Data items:
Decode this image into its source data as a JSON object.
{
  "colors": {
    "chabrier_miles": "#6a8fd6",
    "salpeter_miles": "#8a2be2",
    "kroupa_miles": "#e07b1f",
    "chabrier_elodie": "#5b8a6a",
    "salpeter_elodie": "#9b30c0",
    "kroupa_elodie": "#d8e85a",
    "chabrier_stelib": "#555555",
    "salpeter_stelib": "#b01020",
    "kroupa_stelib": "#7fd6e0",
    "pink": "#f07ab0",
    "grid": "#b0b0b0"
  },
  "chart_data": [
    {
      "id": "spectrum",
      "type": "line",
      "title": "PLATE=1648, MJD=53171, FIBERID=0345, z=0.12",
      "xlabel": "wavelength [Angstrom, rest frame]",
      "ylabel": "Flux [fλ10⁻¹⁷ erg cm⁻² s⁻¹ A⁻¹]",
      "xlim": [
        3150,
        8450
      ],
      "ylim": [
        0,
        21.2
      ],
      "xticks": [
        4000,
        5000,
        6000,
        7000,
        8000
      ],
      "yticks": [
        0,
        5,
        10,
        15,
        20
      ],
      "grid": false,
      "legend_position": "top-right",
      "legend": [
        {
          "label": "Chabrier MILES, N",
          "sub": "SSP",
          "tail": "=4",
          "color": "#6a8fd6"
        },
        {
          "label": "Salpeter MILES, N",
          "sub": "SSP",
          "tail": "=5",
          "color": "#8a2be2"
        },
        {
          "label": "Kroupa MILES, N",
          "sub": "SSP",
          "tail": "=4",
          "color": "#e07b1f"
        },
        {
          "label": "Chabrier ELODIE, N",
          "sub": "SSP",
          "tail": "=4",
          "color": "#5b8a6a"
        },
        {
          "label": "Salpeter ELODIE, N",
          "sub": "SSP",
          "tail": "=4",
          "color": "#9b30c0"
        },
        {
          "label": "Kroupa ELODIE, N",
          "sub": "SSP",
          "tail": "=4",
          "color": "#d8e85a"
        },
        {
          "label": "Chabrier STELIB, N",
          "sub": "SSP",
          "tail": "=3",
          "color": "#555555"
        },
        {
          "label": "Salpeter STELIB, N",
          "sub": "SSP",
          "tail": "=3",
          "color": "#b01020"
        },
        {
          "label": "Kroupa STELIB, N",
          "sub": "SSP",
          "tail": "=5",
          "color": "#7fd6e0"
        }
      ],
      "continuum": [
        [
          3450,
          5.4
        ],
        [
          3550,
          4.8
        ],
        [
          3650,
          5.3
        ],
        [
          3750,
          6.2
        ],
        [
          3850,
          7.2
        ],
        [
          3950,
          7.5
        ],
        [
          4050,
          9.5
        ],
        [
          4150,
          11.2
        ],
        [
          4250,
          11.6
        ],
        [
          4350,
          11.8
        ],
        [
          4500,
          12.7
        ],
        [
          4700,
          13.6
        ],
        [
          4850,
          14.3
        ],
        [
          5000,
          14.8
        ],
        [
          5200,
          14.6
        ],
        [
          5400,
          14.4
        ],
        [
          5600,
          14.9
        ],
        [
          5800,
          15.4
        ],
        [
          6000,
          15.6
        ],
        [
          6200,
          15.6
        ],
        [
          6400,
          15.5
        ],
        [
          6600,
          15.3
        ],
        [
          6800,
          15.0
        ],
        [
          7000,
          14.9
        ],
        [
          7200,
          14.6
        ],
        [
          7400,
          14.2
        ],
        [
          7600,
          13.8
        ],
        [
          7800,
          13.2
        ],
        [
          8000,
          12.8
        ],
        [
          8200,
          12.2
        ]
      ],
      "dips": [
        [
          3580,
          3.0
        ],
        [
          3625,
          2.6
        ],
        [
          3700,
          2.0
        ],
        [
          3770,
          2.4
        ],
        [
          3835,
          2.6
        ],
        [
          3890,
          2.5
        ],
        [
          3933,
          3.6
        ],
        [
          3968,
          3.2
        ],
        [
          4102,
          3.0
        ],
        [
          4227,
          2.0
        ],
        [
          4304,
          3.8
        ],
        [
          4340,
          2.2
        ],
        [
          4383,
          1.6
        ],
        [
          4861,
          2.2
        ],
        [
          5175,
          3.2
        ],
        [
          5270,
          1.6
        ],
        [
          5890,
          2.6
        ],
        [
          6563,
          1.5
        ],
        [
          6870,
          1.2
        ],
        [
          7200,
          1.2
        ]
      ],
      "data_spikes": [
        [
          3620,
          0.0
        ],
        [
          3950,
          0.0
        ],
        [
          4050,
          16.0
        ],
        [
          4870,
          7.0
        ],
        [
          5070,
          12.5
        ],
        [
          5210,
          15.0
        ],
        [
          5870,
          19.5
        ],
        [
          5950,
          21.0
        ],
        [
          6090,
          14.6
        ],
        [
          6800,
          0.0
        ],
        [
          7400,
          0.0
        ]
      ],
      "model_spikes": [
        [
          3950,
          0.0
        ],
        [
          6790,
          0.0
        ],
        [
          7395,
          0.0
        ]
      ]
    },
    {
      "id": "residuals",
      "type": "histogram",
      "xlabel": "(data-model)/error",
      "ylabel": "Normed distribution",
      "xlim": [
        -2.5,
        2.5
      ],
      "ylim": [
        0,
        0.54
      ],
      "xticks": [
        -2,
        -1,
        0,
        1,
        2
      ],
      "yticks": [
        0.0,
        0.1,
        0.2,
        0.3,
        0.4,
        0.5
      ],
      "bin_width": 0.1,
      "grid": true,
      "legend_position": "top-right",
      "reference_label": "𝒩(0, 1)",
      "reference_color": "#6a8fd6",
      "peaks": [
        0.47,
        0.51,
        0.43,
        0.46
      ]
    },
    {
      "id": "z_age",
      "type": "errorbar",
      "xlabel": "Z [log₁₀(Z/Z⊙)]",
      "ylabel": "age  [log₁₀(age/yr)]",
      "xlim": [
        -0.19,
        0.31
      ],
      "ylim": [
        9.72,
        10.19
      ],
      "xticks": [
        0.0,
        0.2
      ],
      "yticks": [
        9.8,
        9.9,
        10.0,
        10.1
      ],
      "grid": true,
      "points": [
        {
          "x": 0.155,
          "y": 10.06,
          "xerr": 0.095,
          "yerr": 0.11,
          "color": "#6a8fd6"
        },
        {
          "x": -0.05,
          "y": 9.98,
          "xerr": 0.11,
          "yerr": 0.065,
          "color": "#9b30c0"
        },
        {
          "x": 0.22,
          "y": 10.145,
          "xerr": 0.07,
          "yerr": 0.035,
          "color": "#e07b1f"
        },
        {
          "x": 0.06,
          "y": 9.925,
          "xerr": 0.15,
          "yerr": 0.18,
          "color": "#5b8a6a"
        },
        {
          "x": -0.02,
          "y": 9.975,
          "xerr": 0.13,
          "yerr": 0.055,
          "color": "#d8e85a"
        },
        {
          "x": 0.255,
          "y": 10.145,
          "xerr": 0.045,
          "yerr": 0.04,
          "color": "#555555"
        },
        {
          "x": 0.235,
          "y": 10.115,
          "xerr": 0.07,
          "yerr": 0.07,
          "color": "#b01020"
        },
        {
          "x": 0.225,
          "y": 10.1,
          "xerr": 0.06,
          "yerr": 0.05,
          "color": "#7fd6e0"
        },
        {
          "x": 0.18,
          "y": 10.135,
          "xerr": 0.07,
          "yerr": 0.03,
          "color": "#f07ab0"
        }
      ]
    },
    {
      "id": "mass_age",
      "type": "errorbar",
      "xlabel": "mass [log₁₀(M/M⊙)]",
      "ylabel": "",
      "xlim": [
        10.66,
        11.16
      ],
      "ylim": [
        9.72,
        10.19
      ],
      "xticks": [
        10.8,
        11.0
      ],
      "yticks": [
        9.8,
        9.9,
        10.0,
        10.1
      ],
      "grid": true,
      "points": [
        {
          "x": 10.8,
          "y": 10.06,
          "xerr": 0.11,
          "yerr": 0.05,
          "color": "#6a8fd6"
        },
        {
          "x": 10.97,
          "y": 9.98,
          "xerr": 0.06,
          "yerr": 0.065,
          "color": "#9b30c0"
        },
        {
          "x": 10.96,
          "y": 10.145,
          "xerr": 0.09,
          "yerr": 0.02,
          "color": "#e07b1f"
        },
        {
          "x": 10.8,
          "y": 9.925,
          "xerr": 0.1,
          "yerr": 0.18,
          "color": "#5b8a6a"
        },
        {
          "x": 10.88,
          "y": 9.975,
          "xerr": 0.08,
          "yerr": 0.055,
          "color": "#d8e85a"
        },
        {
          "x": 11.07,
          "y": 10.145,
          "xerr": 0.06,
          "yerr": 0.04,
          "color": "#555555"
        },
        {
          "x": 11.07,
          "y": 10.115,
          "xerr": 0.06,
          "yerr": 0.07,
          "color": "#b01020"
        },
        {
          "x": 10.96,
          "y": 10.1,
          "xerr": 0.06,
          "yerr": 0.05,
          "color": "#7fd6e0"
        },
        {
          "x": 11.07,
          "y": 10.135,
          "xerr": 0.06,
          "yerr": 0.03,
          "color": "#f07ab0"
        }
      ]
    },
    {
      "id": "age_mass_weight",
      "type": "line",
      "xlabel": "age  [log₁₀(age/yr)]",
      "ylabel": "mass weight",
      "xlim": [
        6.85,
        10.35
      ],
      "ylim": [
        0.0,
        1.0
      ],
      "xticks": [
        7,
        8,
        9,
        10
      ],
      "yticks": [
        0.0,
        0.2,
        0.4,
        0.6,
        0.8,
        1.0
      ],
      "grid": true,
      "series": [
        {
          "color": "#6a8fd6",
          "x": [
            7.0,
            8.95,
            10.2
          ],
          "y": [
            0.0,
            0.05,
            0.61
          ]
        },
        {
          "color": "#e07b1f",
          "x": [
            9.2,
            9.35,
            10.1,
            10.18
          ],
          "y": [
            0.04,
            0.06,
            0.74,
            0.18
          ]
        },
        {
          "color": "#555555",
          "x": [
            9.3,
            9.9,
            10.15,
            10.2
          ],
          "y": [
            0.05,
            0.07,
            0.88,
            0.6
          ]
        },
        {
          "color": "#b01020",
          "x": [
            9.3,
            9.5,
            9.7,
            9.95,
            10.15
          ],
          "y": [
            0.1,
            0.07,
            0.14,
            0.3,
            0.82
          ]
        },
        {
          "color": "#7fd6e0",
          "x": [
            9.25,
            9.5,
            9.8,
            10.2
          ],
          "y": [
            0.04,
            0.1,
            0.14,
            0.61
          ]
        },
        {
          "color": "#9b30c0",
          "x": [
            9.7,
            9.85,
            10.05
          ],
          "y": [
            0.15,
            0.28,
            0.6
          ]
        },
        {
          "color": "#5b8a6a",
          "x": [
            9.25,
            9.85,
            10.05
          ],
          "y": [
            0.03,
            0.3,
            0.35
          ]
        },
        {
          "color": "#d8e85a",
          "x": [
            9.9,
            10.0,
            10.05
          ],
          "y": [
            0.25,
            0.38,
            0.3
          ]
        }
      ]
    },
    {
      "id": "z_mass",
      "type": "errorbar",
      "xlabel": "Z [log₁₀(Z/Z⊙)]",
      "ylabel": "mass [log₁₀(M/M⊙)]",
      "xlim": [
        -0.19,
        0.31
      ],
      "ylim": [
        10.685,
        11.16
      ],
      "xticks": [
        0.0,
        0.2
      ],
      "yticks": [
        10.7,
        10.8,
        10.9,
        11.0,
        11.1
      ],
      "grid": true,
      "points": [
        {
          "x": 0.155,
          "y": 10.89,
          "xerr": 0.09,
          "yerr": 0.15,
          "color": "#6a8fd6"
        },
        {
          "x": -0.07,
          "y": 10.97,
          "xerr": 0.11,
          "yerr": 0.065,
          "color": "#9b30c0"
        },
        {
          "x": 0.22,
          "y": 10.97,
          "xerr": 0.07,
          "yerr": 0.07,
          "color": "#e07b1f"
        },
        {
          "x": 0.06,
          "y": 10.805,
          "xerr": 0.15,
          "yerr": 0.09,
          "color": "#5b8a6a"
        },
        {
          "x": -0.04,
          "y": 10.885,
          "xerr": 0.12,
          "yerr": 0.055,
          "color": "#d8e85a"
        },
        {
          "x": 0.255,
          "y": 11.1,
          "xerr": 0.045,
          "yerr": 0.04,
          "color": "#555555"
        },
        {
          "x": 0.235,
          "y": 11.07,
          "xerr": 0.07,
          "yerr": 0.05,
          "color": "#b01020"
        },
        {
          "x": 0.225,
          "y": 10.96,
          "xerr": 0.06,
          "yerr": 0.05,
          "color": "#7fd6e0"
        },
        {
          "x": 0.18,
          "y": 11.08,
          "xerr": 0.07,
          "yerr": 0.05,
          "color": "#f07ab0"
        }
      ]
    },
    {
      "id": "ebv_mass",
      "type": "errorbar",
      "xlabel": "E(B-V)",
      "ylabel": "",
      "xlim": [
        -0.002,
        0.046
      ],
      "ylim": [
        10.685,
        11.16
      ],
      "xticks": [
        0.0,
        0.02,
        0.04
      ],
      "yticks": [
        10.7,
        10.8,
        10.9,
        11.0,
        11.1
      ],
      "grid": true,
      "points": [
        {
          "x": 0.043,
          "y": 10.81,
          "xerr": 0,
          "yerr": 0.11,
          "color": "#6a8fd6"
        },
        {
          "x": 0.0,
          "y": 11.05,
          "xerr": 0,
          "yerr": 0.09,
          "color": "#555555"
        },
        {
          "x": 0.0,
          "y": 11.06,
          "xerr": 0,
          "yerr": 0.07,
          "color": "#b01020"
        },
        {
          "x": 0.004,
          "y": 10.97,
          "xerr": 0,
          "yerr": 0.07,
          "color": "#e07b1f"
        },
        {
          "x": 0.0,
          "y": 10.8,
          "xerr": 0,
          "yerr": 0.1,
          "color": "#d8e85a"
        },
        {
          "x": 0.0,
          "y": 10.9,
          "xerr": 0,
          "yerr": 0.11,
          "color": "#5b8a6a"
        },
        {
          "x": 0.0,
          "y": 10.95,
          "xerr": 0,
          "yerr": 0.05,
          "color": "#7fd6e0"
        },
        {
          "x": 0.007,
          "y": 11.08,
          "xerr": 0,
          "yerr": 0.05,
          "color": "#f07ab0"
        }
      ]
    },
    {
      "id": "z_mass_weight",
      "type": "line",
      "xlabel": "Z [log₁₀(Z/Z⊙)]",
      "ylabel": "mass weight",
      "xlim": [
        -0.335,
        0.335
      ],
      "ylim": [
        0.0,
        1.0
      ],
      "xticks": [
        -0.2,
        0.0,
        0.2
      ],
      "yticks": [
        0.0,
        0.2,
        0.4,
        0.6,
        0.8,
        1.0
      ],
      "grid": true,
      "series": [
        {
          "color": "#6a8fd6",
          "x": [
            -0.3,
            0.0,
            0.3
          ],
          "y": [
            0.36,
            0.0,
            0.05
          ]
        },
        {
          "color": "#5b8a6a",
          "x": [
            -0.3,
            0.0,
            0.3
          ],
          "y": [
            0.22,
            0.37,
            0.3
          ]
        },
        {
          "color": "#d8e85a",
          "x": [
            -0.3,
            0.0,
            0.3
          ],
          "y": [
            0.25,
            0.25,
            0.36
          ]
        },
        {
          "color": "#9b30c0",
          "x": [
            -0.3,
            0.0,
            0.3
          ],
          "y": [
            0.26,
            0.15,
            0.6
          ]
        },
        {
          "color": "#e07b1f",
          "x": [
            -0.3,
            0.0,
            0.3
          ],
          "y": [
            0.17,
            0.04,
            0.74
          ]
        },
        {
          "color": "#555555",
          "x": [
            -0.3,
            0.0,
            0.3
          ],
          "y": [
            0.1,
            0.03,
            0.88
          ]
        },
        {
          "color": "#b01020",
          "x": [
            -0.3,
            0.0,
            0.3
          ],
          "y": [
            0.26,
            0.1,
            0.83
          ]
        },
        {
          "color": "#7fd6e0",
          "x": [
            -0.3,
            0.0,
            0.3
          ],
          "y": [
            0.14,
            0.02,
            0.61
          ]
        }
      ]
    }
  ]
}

Task description: Provide only the count of lines in the data above that include the string "ylabel".

Final answer: 8